▸ DO THIS
Everything in the listing should be restated word for word.

▸ DATASET EXCERPTS
## BEGIN

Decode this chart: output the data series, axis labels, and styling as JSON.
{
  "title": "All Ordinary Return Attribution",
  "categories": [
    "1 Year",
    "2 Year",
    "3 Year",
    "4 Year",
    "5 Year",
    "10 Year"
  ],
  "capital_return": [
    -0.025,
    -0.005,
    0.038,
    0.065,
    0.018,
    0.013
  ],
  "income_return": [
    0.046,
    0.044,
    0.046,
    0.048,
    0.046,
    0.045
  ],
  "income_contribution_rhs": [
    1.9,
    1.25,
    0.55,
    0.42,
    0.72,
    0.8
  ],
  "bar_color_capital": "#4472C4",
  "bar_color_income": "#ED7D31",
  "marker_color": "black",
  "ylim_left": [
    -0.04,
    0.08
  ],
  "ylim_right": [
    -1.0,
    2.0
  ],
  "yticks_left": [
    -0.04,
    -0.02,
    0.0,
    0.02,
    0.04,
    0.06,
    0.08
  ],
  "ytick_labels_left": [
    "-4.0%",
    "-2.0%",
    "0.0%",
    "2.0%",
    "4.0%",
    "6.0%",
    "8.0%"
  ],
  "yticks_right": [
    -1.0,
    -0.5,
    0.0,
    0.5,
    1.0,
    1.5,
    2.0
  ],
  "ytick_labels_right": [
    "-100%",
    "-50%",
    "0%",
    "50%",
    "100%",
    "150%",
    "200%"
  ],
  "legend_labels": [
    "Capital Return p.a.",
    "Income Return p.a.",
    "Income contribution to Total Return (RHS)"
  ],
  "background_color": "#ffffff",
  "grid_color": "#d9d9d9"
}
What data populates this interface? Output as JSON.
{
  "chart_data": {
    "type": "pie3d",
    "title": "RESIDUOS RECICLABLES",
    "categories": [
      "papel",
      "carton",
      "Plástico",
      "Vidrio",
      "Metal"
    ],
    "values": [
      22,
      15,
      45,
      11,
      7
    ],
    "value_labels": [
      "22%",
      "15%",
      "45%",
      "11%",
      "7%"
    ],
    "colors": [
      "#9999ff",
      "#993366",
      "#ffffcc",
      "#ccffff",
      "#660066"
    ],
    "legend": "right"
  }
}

## END

▸ THE SOLUTION
Decode this chart: output the data series, axis labels, and styling as JSON.
{
  "title": "All Ordinary Return Attribution",
  "categories": [
    "1 Year",
    "2 Year",
    "3 Year",
    "4 Year",
    "5 Year",
    "10 Year"
  ],
  "capital_return": [
    -0.025,
    -0.005,
    0.038,
    0.065,
    0.018,
    0.013
  ],
  "income_return": [
    0.046,
    0.044,
    0.046,
    0.048,
    0.046,
    0.045
  ],
  "income_contribution_rhs": [
    1.9,
    1.25,
    0.55,
    0.42,
    0.72,
    0.8
  ],
  "bar_color_capital": "#4472C4",
  "bar_color_income": "#ED7D31",
  "marker_color": "black",
  "ylim_left": [
    -0.04,
    0.08
  ],
  "ylim_right": [
    -1.0,
    2.0
  ],
  "yticks_left": [
    -0.04,
    -0.02,
    0.0,
    0.02,
    0.04,
    0.06,
    0.08
  ],
  "ytick_labels_left": [
    "-4.0%",
    "-2.0%",
    "0.0%",
    "2.0%",
    "4.0%",
    "6.0%",
    "8.0%"
  ],
  "yticks_right": [
    -1.0,
    -0.5,
    0.0,
    0.5,
    1.0,
    1.5,
    2.0
  ],
  "ytick_labels_right": [
    "-100%",
    "-50%",
    "0%",
    "50%",
    "100%",
    "150%",
    "200%"
  ],
  "legend_labels": [
    "Capital Return p.a.",
    "Income Return p.a.",
    "Income contribution to Total Return (RHS)"
  ],
  "background_color": "#ffffff",
  "grid_color": "#d9d9d9"
}
What data populates this interface? Output as JSON.
{
  "chart_data": {
    "type": "pie3d",
    "title": "RESIDUOS RECICLABLES",
    "categories": [
      "papel",
      "carton",
      "Plástico",
      "Vidrio",
      "Metal"
    ],
    "values": [
      22,
      15,
      45,
      11,
      7
    ],
    "value_labels": [
      "22%",
      "15%",
      "45%",
      "11%",
      "7%"
    ],
    "colors": [
      "#9999ff",
      "#993366",
      "#ffffcc",
      "#ccffff",
      "#660066"
    ],
    "legend": "right"
  }
}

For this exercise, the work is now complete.